* Start EXCERPTED DATA *

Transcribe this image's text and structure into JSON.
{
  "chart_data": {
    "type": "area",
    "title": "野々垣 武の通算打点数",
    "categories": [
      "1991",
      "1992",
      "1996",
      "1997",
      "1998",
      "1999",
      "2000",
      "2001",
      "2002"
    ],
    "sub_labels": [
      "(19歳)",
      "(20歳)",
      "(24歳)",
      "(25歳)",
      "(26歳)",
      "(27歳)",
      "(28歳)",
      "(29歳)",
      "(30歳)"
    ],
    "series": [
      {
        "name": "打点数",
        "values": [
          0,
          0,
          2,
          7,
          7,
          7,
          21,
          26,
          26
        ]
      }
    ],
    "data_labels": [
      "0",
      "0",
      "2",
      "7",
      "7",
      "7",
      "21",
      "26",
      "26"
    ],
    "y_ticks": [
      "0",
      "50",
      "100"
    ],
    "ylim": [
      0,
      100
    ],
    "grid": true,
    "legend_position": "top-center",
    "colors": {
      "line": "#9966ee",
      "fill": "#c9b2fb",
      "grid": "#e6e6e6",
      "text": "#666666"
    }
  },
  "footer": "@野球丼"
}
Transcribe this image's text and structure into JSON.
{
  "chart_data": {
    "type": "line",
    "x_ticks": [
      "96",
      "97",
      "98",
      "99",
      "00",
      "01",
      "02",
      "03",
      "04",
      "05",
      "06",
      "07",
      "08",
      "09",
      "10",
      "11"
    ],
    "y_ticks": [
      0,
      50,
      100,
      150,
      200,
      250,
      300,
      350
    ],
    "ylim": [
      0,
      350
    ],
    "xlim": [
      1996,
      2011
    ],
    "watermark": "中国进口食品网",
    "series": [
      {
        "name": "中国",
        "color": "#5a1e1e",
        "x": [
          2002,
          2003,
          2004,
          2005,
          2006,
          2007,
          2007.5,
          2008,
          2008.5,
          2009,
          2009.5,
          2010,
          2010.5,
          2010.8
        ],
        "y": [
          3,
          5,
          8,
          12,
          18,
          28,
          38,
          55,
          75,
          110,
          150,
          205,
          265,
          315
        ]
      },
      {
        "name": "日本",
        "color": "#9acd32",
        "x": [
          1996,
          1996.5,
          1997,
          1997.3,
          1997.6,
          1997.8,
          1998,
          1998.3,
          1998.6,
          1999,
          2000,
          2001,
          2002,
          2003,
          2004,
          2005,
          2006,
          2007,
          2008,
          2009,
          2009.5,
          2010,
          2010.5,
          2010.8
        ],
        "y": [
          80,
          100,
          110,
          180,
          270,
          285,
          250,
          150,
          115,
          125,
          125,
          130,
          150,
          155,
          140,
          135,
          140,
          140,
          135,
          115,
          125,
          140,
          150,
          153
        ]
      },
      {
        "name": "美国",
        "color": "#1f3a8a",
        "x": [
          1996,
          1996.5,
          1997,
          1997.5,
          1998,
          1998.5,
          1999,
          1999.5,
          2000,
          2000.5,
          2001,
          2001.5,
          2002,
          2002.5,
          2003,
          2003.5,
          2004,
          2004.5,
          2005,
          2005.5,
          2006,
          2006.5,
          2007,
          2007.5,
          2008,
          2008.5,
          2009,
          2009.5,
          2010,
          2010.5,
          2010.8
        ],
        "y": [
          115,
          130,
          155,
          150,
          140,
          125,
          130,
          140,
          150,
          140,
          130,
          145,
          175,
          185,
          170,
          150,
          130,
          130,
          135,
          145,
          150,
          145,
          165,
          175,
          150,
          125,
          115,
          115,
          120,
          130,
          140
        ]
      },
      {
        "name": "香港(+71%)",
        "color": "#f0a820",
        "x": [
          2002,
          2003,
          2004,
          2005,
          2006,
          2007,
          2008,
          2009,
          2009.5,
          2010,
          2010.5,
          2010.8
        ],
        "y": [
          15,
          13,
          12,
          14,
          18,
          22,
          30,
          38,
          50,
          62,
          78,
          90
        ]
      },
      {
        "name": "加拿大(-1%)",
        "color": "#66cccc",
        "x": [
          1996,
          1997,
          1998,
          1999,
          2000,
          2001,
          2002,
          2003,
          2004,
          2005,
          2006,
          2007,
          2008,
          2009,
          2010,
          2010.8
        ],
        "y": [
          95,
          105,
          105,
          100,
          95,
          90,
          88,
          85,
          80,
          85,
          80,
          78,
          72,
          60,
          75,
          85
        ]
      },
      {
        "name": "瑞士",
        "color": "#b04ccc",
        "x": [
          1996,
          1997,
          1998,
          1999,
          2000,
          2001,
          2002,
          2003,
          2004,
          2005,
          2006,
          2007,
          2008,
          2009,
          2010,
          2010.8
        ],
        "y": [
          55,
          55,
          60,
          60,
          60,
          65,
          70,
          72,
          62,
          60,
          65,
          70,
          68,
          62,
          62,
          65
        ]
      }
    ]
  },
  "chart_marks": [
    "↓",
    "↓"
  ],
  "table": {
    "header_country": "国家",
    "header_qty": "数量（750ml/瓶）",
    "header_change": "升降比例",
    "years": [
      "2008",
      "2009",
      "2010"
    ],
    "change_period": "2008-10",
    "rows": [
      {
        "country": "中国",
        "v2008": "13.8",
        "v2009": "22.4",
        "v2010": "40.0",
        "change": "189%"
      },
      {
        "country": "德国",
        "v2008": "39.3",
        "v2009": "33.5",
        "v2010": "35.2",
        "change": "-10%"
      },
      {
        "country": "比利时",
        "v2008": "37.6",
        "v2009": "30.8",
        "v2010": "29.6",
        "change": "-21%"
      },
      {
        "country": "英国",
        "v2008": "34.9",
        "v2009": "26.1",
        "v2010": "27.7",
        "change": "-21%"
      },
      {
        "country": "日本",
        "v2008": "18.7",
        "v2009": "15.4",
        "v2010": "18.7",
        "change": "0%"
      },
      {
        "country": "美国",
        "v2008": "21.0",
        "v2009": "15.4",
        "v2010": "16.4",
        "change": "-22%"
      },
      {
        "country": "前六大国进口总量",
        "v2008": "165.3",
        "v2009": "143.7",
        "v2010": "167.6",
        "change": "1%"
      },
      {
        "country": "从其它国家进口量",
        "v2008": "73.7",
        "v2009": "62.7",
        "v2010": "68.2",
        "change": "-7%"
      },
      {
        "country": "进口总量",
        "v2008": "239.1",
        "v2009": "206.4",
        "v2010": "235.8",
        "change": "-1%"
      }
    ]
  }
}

* End EXCERPTED DATA *
* Start EXCERPTED DATA *

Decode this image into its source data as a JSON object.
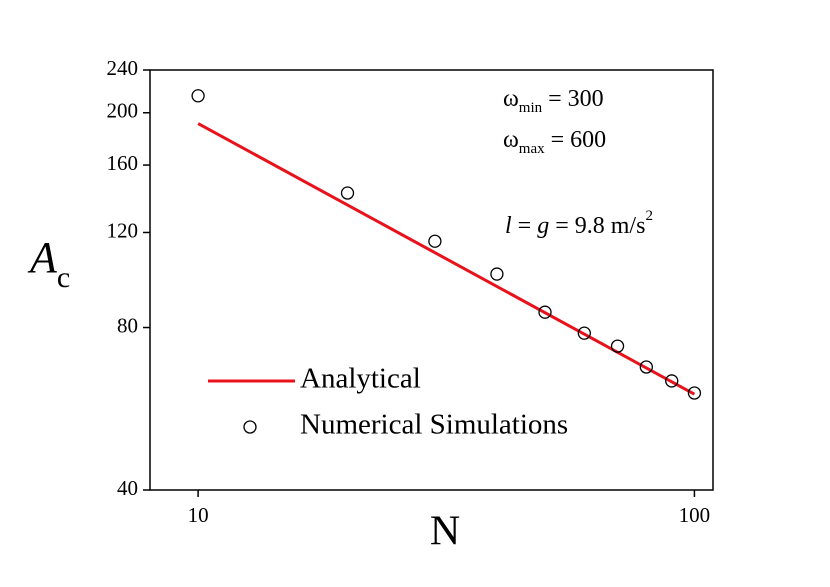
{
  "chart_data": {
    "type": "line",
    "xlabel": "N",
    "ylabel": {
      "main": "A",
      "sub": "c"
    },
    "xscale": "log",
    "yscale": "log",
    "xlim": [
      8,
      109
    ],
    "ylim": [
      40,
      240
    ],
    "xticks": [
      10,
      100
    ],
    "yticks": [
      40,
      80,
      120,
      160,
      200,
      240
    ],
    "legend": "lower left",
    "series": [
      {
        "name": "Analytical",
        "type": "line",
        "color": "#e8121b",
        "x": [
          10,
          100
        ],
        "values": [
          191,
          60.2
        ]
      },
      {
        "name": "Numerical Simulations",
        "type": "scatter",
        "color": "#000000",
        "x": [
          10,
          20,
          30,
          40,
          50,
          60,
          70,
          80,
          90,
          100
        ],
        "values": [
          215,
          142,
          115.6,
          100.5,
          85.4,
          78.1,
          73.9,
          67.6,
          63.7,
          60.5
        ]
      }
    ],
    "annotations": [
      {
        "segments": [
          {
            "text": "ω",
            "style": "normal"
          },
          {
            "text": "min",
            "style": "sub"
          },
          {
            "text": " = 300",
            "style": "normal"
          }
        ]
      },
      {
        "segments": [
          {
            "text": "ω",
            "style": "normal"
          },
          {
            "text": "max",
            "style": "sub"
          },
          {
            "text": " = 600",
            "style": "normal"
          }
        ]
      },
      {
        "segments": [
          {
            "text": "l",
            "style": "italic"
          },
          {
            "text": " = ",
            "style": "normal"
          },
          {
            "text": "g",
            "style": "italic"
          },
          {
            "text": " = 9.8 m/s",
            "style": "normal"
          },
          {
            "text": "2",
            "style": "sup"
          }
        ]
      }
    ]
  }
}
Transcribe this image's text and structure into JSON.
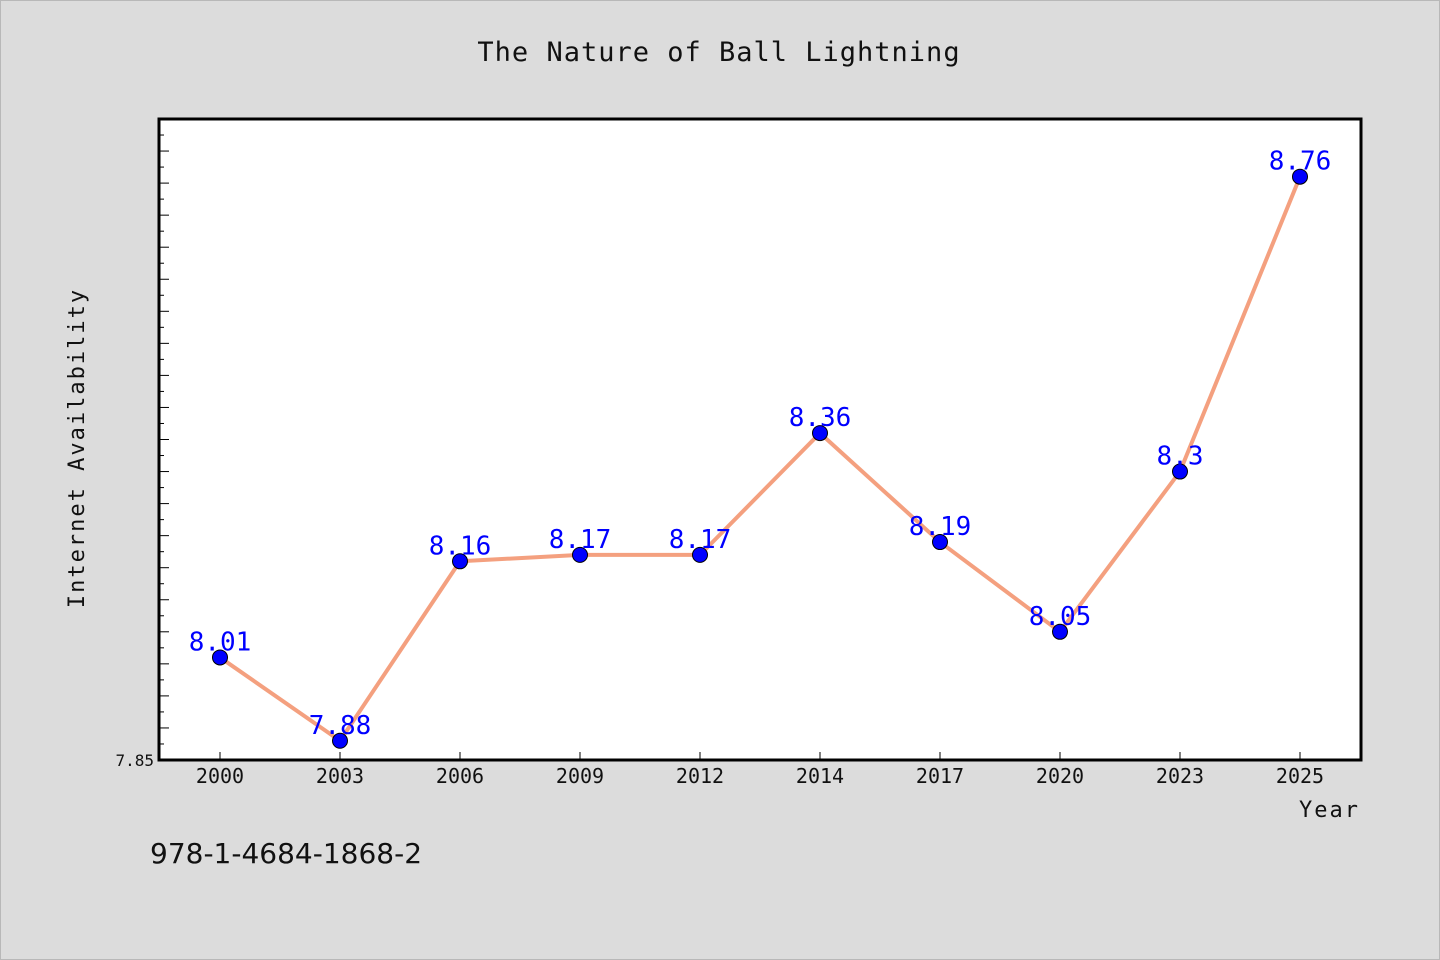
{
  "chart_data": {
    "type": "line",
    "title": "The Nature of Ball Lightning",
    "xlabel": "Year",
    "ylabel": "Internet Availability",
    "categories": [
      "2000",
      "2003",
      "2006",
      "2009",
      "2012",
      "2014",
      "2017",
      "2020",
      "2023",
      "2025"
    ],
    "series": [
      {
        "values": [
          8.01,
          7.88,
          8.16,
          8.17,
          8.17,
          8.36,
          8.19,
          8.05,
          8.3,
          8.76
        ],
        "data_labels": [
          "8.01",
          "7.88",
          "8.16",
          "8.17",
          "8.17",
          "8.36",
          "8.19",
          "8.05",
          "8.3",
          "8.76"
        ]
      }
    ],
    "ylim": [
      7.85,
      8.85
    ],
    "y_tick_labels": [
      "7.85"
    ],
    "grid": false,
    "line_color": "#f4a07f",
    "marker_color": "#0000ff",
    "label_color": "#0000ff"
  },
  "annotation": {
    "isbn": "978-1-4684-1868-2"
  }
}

* End EXCERPTED DATA *
* Start EXCERPTED DATA *

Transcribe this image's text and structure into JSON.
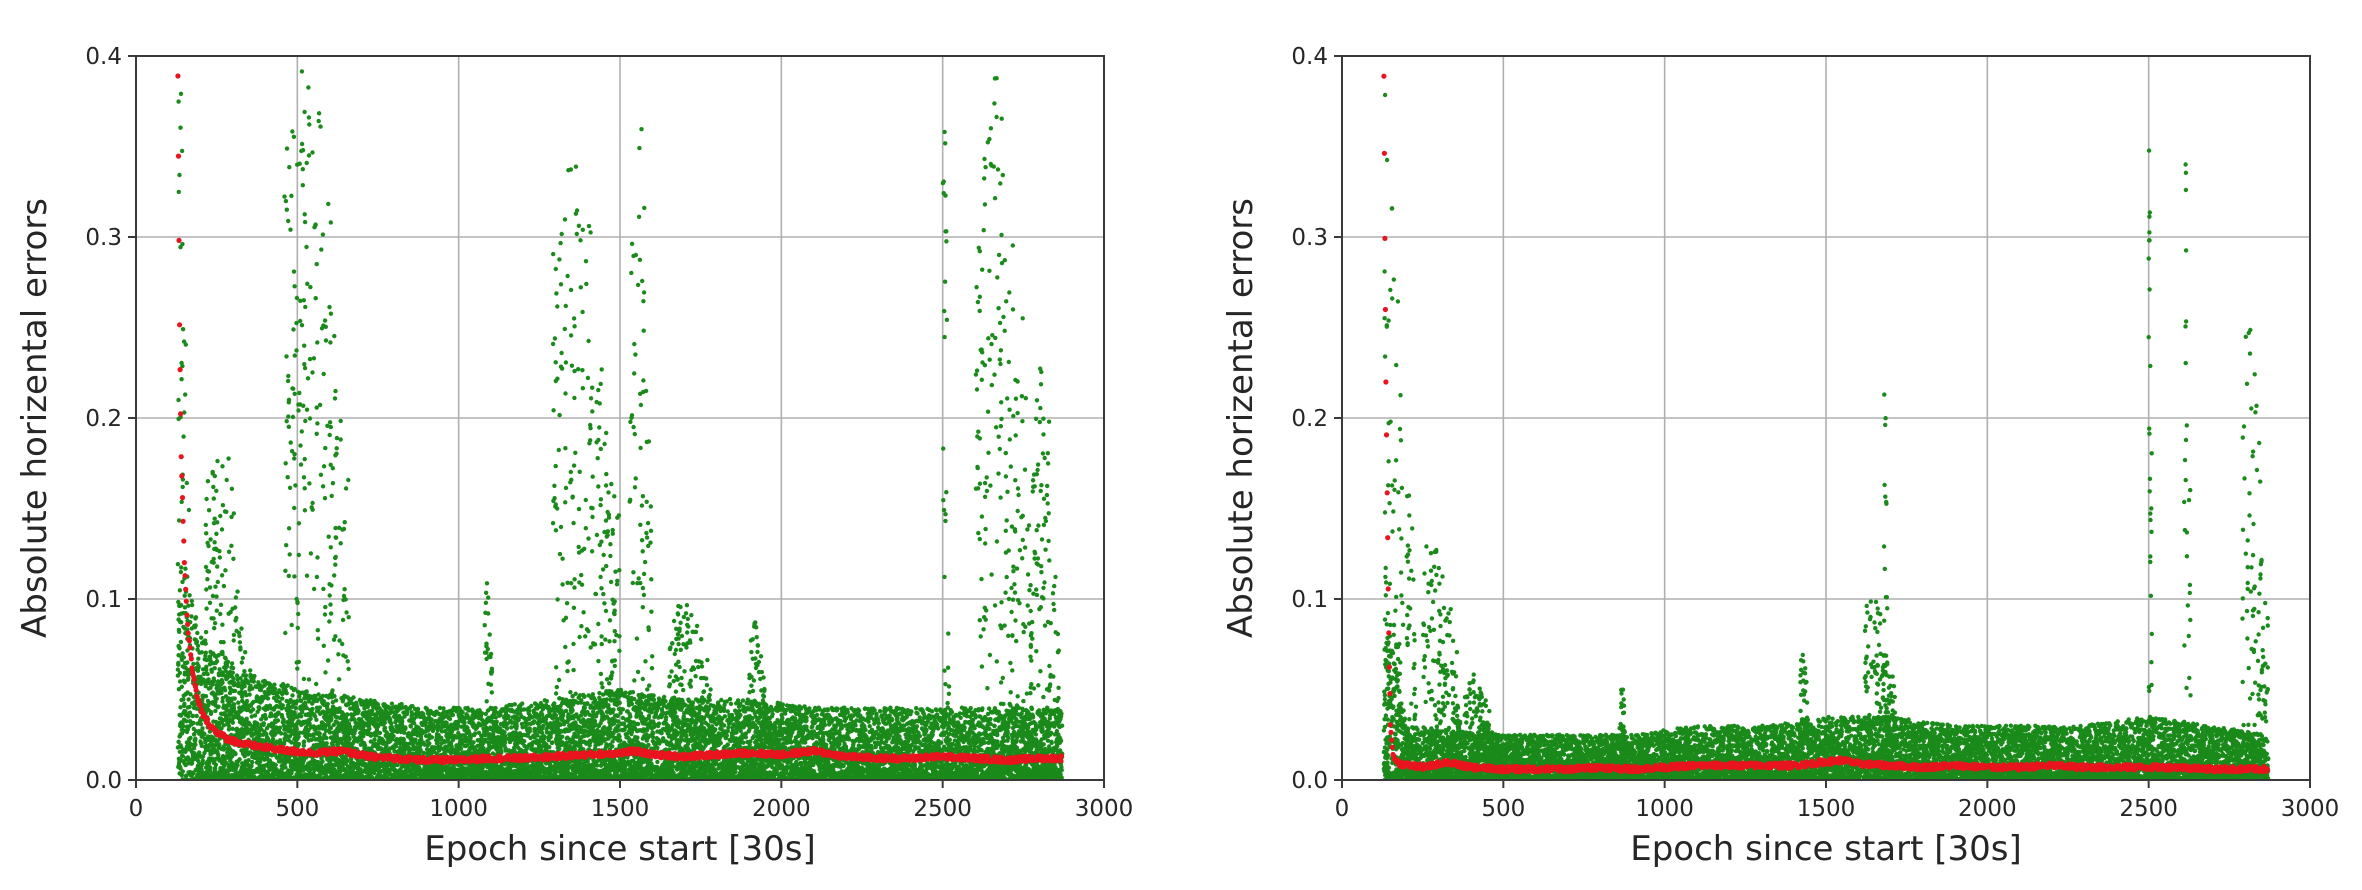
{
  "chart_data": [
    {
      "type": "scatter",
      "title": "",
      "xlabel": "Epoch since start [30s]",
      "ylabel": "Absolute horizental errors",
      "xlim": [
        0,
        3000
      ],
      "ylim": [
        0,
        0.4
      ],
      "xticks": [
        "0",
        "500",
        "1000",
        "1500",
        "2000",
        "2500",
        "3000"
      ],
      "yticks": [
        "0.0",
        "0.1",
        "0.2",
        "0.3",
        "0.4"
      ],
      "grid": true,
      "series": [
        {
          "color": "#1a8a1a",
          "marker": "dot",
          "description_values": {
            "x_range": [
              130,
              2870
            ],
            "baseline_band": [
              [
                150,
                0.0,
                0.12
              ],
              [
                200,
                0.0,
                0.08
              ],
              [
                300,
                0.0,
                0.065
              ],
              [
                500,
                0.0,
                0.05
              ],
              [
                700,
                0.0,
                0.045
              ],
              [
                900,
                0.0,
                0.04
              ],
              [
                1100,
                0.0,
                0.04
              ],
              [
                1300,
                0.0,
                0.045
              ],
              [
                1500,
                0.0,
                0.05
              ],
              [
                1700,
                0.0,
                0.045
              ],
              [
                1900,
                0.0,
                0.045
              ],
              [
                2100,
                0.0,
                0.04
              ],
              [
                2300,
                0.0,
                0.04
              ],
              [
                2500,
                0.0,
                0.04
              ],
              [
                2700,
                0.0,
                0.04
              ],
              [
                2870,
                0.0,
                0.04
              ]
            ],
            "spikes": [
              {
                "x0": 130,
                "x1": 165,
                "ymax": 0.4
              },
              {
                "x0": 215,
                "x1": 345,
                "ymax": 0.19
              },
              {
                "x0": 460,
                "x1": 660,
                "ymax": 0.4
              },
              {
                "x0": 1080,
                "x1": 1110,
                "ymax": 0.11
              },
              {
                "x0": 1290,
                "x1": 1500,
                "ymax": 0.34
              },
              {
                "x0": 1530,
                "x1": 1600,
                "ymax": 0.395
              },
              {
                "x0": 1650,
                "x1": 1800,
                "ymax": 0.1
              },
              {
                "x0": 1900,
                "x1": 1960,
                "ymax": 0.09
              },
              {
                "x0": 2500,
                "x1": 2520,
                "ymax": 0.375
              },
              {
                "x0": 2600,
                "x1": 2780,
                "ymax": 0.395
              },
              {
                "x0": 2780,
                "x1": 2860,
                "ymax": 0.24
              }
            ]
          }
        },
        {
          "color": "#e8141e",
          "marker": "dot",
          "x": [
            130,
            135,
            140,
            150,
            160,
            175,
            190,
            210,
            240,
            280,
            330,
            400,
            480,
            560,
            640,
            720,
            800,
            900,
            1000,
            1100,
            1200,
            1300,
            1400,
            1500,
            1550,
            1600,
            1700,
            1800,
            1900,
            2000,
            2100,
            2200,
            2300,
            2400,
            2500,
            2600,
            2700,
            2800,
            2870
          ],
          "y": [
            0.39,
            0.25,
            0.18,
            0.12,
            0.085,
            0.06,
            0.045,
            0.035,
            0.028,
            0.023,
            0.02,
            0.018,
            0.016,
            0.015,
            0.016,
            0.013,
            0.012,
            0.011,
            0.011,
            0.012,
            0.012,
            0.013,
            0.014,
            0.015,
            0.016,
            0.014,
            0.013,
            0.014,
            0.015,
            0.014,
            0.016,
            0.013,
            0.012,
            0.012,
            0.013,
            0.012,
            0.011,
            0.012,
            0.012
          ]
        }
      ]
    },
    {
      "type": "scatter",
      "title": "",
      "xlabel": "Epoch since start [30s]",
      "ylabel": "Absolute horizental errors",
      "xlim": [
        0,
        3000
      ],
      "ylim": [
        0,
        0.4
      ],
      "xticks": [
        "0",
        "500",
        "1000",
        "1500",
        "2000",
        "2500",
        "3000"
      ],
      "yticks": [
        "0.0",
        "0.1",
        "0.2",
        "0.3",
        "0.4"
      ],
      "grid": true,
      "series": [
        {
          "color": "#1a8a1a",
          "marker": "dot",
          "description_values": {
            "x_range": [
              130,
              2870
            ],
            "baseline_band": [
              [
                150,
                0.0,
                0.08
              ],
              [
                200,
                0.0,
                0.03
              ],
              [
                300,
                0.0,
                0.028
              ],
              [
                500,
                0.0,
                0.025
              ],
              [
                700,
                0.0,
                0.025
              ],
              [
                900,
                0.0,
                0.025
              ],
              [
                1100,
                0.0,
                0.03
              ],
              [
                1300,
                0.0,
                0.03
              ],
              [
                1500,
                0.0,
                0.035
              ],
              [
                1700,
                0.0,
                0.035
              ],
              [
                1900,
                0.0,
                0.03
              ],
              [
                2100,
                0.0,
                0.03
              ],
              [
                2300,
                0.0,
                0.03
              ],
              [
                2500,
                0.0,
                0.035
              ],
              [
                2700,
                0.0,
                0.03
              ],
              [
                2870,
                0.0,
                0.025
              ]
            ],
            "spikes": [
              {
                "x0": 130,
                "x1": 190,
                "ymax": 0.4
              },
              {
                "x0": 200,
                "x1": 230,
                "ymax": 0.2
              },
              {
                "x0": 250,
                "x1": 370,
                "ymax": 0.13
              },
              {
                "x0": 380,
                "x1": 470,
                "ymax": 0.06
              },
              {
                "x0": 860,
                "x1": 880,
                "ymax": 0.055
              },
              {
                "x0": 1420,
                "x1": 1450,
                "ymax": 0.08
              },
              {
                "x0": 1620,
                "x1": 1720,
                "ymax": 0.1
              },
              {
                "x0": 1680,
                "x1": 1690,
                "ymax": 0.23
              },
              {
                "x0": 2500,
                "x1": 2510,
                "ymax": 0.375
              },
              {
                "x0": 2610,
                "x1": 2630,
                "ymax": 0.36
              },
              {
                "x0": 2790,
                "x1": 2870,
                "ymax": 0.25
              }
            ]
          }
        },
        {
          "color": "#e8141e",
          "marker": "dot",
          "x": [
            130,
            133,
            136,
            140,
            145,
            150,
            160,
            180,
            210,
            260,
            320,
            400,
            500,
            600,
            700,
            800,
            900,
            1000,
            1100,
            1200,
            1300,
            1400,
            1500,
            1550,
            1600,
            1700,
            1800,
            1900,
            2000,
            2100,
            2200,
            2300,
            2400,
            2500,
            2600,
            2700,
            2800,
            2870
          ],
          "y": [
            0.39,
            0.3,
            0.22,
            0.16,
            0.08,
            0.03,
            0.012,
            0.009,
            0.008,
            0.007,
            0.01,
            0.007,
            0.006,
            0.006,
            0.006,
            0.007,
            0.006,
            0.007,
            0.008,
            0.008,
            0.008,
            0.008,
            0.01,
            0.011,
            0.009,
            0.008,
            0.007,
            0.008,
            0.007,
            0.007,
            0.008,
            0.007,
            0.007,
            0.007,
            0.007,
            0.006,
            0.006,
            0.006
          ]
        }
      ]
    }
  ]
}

* End EXCERPTED DATA *

From the entries above, collect every line with the string "ylabel" in it.

    "ylabel": {
    "ylabel": "Internet Availability",
      "ylabel": "Absolute horizental errors",
      "ylabel": "Absolute horizental errors",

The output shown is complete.